▶ _Your task_
Return exactly the lines from the "Give me a plain-text" line through the last line of the entries below. Include no pictures.

▶ _Supplied data_
__________________________________________________

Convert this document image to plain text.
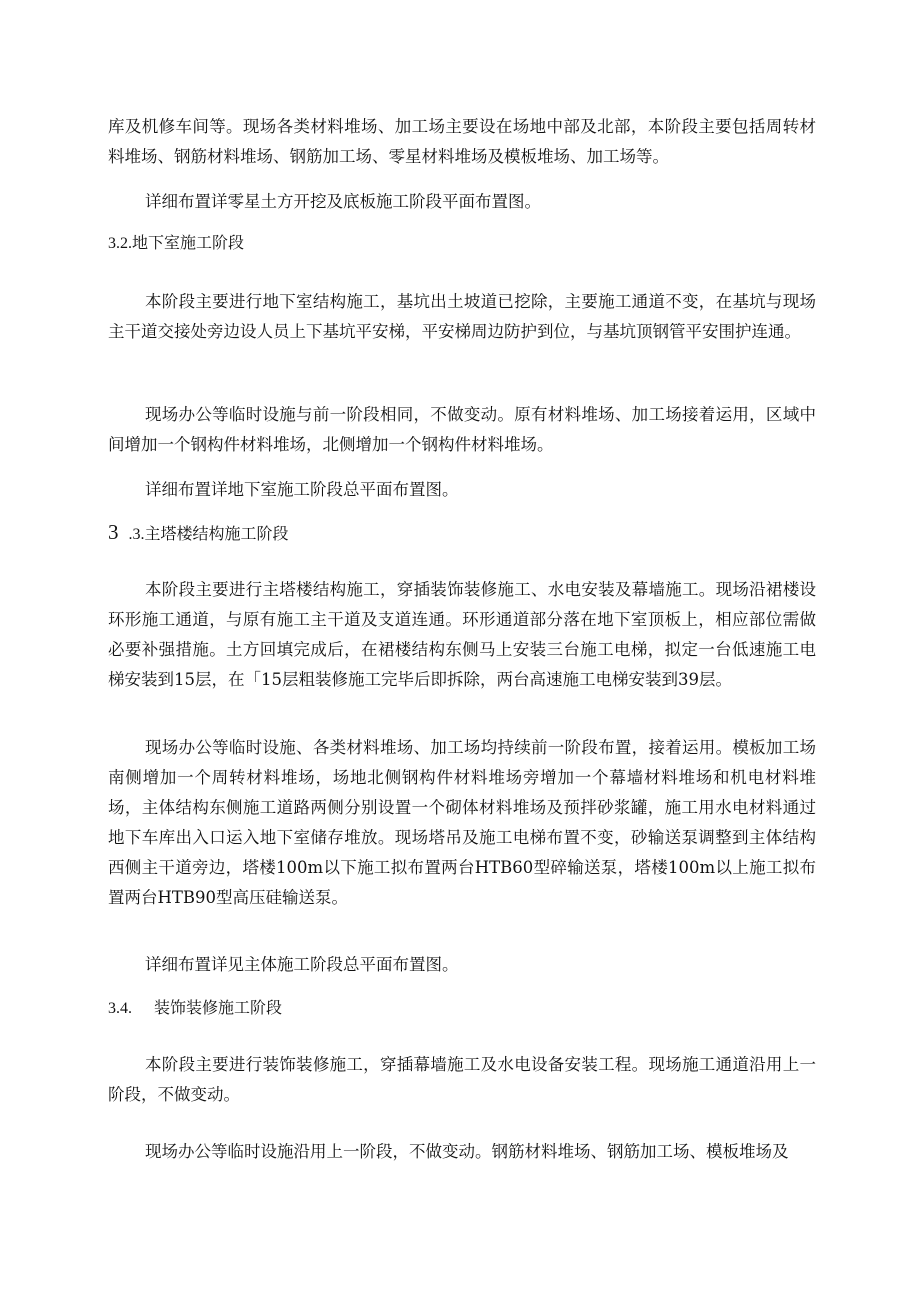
库及机修车间等。现场各类材料堆场、加工场主要设在场地中部及北部，本阶段主要包括周转材料堆场、钢筋材料堆场、钢筋加工场、零星材料堆场及模板堆场、加工场等。

详细布置详零星土方开挖及底板施工阶段平面布置图。

3.2.地下室施工阶段

本阶段主要进行地下室结构施工，基坑出土坡道已挖除，主要施工通道不变，在基坑与现场主干道交接处旁边设人员上下基坑平安梯，平安梯周边防护到位，与基坑顶钢管平安围护连通。

现场办公等临时设施与前一阶段相同，不做变动。原有材料堆场、加工场接着运用，区域中间增加一个钢构件材料堆场，北侧增加一个钢构件材料堆场。

详细布置详地下室施工阶段总平面布置图。

3 .3.主塔楼结构施工阶段

本阶段主要进行主塔楼结构施工，穿插装饰装修施工、水电安装及幕墙施工。现场沿裙楼设环形施工通道，与原有施工主干道及支道连通。环形通道部分落在地下室顶板上，相应部位需做必要补强措施。土方回填完成后，在裙楼结构东侧马上安装三台施工电梯，拟定一台低速施工电梯安装到15层，在「15层粗装修施工完毕后即拆除，两台高速施工电梯安装到39层。

现场办公等临时设施、各类材料堆场、加工场均持续前一阶段布置，接着运用。模板加工场南侧增加一个周转材料堆场，场地北侧钢构件材料堆场旁增加一个幕墙材料堆场和机电材料堆场，主体结构东侧施工道路两侧分别设置一个砌体材料堆场及预拌砂浆罐，施工用水电材料通过地下车库出入口运入地下室储存堆放。现场塔吊及施工电梯布置不变，砂输送泵调整到主体结构西侧主干道旁边，塔楼100m以下施工拟布置两台HTB60型碎输送泵，塔楼100m以上施工拟布置两台HTB90型高压硅输送泵。

详细布置详见主体施工阶段总平面布置图。

3.4. 装饰装修施工阶段

本阶段主要进行装饰装修施工，穿插幕墙施工及水电设备安装工程。现场施工通道沿用上一阶段，不做变动。

现场办公等临时设施沿用上一阶段，不做变动。钢筋材料堆场、钢筋加工场、模板堆场及
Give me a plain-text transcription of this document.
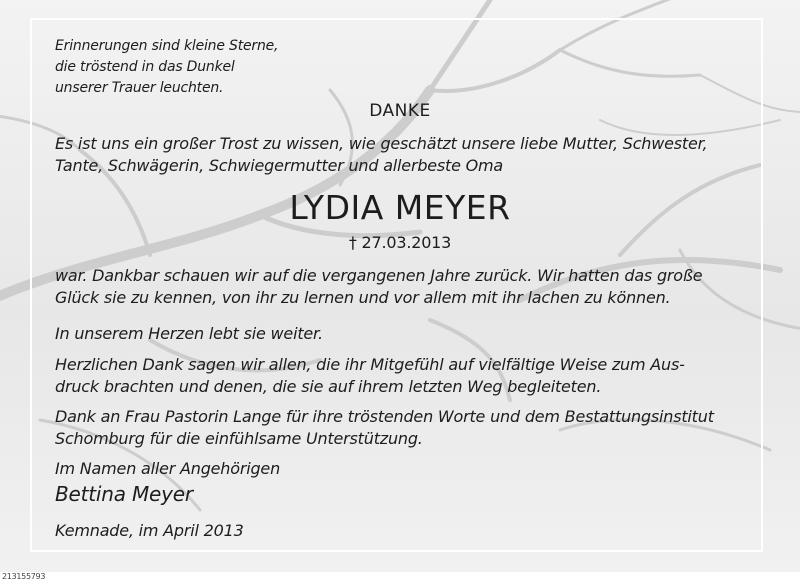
Erinnerungen sind kleine Sterne,
die tröstend in das Dunkel
unserer Trauer leuchten.
DANKE
Es ist uns ein großer Trost zu wissen, wie geschätzt unsere liebe Mutter, Schwester,
Tante, Schwägerin, Schwiegermutter und allerbeste Oma
LYDIA MEYER
† 27.03.2013
war. Dankbar schauen wir auf die vergangenen Jahre zurück. Wir hatten das große
Glück sie zu kennen, von ihr zu lernen und vor allem mit ihr lachen zu können.
In unserem Herzen lebt sie weiter.
Herzlichen Dank sagen wir allen, die ihr Mitgefühl auf vielfältige Weise zum Aus-
druck brachten und denen, die sie auf ihrem letzten Weg begleiteten.
Dank an Frau Pastorin Lange für ihre tröstenden Worte und dem Bestattungsinstitut
Schomburg für die einfühlsame Unterstützung.
Im Namen aller Angehörigen
Bettina Meyer
Kemnade, im April 2013
213155793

__________________________________________________

▶ _Exercise output_
Give me a plain-text transcription of this document.
Erinnerungen sind kleine Sterne,
die tröstend in das Dunkel
unserer Trauer leuchten.
DANKE
Es ist uns ein großer Trost zu wissen, wie geschätzt unsere liebe Mutter, Schwester,
Tante, Schwägerin, Schwiegermutter und allerbeste Oma
LYDIA MEYER
† 27.03.2013
war. Dankbar schauen wir auf die vergangenen Jahre zurück. Wir hatten das große
Glück sie zu kennen, von ihr zu lernen und vor allem mit ihr lachen zu können.
In unserem Herzen lebt sie weiter.
Herzlichen Dank sagen wir allen, die ihr Mitgefühl auf vielfältige Weise zum Aus-
druck brachten und denen, die sie auf ihrem letzten Weg begleiteten.
Dank an Frau Pastorin Lange für ihre tröstenden Worte und dem Bestattungsinstitut
Schomburg für die einfühlsame Unterstützung.
Im Namen aller Angehörigen
Bettina Meyer
Kemnade, im April 2013
213155793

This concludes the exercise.